(Source records)

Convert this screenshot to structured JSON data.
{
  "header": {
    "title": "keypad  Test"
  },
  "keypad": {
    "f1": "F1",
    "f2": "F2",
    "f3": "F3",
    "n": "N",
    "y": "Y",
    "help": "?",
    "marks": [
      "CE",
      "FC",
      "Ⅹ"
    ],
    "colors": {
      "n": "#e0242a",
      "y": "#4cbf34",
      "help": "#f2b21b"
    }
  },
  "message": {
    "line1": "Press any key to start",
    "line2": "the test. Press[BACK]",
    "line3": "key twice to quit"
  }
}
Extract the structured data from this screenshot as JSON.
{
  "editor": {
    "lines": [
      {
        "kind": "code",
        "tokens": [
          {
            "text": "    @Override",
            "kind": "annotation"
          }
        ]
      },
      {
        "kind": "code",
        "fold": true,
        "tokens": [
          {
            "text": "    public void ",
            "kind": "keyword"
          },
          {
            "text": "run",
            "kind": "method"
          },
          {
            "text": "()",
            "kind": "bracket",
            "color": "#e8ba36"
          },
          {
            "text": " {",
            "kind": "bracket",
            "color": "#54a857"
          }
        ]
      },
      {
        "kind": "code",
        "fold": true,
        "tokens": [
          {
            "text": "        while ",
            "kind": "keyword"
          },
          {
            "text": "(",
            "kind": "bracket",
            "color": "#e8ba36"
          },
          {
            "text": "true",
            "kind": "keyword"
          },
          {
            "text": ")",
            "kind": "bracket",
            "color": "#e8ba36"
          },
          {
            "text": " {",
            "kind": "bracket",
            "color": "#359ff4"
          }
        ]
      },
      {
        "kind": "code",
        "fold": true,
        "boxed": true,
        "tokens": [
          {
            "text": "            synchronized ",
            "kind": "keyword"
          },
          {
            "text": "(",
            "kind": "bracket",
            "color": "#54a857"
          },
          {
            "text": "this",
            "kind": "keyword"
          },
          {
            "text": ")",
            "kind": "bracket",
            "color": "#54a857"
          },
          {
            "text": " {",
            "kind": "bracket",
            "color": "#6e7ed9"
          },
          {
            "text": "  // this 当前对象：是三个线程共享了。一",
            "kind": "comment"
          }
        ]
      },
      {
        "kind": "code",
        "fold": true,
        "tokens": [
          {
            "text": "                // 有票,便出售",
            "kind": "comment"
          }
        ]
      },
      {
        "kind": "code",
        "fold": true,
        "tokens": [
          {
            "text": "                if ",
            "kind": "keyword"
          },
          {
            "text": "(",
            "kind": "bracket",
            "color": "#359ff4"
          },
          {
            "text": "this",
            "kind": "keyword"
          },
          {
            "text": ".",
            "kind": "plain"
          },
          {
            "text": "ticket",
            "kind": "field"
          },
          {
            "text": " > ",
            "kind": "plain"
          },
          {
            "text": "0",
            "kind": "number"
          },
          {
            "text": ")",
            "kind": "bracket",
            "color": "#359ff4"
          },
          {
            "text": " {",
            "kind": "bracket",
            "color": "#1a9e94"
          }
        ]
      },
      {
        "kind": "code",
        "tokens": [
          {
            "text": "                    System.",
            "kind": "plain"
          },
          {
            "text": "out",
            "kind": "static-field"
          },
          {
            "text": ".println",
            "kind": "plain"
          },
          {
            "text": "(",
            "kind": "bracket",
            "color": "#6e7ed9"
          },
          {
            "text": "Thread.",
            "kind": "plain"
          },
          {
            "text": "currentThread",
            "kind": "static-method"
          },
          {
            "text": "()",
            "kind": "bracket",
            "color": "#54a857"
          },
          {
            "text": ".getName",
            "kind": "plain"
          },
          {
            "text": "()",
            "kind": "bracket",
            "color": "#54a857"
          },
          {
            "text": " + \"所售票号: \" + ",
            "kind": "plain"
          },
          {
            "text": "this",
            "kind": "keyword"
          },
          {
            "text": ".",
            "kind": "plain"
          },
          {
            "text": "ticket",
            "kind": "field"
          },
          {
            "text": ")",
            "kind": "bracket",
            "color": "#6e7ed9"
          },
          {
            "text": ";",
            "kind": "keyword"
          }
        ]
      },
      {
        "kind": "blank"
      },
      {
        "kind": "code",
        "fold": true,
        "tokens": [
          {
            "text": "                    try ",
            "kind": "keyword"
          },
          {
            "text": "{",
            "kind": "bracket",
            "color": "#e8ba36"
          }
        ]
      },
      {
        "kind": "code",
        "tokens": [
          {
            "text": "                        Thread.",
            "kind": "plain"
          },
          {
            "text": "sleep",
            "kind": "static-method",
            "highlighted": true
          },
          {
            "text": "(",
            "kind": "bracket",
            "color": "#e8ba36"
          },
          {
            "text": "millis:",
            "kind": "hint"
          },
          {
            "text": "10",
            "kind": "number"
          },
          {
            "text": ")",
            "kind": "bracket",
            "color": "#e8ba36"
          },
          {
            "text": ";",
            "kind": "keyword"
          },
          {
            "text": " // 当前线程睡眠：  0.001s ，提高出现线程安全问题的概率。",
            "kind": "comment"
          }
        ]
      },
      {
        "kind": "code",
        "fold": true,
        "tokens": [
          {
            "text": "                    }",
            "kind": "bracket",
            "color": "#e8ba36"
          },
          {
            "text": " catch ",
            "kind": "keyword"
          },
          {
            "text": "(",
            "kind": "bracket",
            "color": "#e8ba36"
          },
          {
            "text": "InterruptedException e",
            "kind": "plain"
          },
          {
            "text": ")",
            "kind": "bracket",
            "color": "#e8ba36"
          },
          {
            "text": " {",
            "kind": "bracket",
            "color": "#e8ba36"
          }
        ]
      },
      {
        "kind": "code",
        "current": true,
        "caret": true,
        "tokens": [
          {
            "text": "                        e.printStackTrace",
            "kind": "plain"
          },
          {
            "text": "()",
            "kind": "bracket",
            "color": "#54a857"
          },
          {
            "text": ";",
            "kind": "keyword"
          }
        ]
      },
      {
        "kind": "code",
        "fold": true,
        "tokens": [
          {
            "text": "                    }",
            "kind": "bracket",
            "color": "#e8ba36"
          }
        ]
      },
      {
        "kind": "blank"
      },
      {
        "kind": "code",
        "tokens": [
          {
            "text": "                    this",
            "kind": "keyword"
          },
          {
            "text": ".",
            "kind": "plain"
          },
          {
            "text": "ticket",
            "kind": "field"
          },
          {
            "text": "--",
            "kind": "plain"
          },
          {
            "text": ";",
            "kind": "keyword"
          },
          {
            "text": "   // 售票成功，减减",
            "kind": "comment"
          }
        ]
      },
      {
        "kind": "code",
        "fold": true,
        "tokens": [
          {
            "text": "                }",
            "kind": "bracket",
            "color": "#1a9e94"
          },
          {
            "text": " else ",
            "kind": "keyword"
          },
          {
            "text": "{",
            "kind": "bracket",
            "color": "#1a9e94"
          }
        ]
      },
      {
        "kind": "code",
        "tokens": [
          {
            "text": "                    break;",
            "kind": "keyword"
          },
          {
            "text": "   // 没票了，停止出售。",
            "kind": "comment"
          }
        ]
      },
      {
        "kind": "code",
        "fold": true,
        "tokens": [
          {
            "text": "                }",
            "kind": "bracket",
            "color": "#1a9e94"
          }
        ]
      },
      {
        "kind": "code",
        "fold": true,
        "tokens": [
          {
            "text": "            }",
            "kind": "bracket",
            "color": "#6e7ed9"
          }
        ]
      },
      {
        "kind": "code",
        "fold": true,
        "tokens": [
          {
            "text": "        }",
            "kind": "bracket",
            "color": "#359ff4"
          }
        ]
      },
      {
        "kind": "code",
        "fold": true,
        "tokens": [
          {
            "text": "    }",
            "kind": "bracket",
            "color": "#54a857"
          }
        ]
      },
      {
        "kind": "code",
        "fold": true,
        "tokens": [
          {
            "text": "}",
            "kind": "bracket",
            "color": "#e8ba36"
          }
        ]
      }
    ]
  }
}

Instructions to follow. For the listing above, give the number of lines in which the string "static" occurs, and nothing else.

Exercise answer. 3